State only the count of lines in the listing below that hold "band".
=======
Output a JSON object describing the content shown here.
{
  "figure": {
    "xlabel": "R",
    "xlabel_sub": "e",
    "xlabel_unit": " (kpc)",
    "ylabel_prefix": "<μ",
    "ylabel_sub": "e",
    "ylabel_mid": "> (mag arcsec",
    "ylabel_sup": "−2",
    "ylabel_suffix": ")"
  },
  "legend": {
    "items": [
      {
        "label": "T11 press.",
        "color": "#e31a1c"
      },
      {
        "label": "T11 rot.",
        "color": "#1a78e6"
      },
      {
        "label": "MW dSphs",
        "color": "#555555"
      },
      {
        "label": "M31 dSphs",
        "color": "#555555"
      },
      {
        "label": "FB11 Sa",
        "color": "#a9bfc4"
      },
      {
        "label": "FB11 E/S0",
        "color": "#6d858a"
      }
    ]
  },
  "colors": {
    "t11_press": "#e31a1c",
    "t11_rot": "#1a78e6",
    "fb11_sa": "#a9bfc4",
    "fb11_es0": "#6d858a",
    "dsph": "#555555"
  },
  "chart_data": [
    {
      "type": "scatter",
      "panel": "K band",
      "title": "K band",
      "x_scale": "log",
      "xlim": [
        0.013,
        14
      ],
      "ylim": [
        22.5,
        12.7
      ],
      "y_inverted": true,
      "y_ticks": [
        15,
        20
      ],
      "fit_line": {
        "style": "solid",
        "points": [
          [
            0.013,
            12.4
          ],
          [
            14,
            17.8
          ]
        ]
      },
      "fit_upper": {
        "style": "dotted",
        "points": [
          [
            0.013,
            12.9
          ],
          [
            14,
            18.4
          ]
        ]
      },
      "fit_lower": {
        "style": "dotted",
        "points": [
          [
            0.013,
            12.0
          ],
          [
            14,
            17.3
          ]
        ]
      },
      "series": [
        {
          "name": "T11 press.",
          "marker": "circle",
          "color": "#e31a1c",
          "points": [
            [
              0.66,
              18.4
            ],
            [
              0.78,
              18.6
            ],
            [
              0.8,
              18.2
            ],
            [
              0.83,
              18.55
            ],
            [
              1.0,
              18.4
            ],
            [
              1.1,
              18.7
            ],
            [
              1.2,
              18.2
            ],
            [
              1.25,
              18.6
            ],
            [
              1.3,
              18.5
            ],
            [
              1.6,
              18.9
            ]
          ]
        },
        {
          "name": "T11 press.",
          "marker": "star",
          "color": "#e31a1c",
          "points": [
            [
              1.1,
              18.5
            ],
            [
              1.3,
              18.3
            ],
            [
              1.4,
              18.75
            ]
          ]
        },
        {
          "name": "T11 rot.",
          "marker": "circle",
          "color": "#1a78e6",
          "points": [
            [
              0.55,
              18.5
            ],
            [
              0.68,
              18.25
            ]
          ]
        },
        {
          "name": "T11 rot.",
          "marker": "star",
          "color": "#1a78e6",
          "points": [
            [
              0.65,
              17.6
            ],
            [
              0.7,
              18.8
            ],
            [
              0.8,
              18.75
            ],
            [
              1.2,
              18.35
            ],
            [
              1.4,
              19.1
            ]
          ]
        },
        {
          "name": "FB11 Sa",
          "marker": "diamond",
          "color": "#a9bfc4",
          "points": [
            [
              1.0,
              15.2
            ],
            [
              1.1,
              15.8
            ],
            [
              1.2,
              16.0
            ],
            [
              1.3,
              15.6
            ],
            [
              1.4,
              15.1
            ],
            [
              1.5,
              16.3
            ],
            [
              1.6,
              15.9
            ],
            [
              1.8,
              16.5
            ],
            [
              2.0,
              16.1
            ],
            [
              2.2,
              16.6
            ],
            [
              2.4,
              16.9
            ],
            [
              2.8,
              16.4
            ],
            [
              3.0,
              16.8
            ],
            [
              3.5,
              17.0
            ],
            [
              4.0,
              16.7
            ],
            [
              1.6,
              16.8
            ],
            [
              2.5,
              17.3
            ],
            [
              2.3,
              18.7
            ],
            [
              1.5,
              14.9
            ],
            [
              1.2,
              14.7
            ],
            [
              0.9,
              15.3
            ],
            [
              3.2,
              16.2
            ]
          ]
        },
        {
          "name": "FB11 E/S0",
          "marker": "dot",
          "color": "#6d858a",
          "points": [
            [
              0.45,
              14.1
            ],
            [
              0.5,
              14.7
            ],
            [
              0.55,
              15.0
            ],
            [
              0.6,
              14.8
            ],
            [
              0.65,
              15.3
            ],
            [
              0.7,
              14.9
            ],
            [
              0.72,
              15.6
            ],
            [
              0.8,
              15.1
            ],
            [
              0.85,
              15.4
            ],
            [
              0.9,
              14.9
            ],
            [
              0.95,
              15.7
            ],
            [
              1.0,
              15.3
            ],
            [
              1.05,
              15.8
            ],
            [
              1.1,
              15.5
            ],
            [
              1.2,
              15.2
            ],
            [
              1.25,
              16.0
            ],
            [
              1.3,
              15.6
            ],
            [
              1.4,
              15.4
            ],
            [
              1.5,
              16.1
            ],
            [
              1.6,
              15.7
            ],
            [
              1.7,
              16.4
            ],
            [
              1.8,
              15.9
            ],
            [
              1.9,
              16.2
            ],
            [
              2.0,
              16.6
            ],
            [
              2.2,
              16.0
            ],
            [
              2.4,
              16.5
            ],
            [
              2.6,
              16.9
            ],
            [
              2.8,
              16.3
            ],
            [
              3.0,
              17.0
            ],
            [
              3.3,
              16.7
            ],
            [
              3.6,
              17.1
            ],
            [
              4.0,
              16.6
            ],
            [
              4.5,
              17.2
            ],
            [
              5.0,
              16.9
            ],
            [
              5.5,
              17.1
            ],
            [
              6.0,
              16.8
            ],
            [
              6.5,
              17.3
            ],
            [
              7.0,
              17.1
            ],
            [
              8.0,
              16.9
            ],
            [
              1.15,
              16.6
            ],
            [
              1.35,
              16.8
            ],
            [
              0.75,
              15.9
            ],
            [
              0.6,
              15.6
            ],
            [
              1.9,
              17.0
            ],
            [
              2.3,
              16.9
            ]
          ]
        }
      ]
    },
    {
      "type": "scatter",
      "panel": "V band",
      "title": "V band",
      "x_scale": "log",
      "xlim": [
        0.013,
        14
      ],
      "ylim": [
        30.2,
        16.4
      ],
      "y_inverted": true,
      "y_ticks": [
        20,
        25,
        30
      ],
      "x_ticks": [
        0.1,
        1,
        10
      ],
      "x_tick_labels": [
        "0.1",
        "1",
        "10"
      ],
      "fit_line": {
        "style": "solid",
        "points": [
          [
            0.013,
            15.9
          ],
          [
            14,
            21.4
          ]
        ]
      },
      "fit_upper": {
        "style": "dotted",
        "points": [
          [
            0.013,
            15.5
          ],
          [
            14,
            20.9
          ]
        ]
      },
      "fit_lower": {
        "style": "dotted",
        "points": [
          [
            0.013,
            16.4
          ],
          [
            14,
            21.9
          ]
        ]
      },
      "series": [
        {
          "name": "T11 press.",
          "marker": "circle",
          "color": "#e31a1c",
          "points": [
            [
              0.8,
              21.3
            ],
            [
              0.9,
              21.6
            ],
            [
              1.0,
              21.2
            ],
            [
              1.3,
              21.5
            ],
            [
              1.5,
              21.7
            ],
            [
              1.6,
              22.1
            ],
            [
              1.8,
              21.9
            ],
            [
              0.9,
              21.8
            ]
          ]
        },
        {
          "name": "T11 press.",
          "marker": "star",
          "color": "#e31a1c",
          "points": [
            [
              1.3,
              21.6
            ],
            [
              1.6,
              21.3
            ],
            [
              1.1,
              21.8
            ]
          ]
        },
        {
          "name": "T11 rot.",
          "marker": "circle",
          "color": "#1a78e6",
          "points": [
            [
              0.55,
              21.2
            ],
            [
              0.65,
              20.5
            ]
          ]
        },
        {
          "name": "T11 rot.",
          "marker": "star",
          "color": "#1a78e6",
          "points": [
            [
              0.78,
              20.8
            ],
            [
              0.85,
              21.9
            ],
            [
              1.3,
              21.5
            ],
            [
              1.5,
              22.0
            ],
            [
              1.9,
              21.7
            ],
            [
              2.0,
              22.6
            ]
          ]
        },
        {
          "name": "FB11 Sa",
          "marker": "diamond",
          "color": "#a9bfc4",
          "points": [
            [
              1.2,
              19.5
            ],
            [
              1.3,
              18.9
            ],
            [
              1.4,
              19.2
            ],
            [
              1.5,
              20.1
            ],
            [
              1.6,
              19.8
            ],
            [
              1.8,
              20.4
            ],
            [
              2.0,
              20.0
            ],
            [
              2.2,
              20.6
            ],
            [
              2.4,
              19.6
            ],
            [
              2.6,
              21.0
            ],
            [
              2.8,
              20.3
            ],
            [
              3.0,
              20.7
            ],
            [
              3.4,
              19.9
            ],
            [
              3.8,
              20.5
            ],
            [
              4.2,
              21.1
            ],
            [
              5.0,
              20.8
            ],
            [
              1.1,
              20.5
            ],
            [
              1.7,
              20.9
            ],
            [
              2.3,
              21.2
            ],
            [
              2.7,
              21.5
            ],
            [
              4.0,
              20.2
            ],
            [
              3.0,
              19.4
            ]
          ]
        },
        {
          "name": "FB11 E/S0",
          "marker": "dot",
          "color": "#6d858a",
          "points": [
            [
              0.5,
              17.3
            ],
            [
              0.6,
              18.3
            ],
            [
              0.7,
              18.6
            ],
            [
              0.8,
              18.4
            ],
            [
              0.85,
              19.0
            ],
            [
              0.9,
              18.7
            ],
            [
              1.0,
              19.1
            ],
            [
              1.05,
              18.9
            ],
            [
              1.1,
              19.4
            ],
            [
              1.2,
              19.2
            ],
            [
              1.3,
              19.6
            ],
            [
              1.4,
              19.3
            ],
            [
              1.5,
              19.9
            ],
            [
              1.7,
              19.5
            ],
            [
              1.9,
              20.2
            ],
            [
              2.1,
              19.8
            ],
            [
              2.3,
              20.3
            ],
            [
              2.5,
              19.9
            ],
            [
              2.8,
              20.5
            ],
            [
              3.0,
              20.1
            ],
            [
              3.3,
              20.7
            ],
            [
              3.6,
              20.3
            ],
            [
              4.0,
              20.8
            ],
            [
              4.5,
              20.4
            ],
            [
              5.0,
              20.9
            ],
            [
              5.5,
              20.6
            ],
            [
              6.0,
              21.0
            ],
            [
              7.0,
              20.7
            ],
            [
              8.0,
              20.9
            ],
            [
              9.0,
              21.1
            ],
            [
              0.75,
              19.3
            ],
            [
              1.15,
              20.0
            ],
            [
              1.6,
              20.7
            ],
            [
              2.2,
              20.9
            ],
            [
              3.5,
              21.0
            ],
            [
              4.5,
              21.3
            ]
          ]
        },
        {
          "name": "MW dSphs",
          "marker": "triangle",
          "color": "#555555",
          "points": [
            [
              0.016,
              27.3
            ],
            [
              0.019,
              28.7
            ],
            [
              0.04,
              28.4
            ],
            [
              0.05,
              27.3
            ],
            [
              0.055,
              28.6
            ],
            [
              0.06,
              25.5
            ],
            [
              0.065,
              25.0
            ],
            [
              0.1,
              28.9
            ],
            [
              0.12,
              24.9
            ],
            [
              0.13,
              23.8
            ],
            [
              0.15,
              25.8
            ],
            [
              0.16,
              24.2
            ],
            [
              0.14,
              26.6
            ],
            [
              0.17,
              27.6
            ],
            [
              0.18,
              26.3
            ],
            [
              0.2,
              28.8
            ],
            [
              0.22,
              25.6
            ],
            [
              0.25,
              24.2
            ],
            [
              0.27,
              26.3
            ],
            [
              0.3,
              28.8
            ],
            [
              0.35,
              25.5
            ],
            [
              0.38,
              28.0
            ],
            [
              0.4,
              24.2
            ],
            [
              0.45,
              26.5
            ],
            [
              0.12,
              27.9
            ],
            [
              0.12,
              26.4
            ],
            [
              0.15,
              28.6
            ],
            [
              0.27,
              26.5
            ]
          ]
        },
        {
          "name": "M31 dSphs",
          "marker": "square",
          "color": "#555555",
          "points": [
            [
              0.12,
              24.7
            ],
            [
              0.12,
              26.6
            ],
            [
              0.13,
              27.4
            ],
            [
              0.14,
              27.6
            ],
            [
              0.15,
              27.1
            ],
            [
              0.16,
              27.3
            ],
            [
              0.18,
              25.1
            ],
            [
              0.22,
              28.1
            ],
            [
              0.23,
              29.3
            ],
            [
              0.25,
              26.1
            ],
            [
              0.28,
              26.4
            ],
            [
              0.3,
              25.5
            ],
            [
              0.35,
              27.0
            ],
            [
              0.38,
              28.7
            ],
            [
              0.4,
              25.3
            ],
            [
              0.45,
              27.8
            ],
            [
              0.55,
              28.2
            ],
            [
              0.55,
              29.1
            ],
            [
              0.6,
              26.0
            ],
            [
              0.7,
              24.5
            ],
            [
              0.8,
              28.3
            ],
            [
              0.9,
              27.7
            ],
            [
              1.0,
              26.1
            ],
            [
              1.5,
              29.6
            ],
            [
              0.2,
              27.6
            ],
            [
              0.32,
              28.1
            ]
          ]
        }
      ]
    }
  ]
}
=======
## [Task solution]
4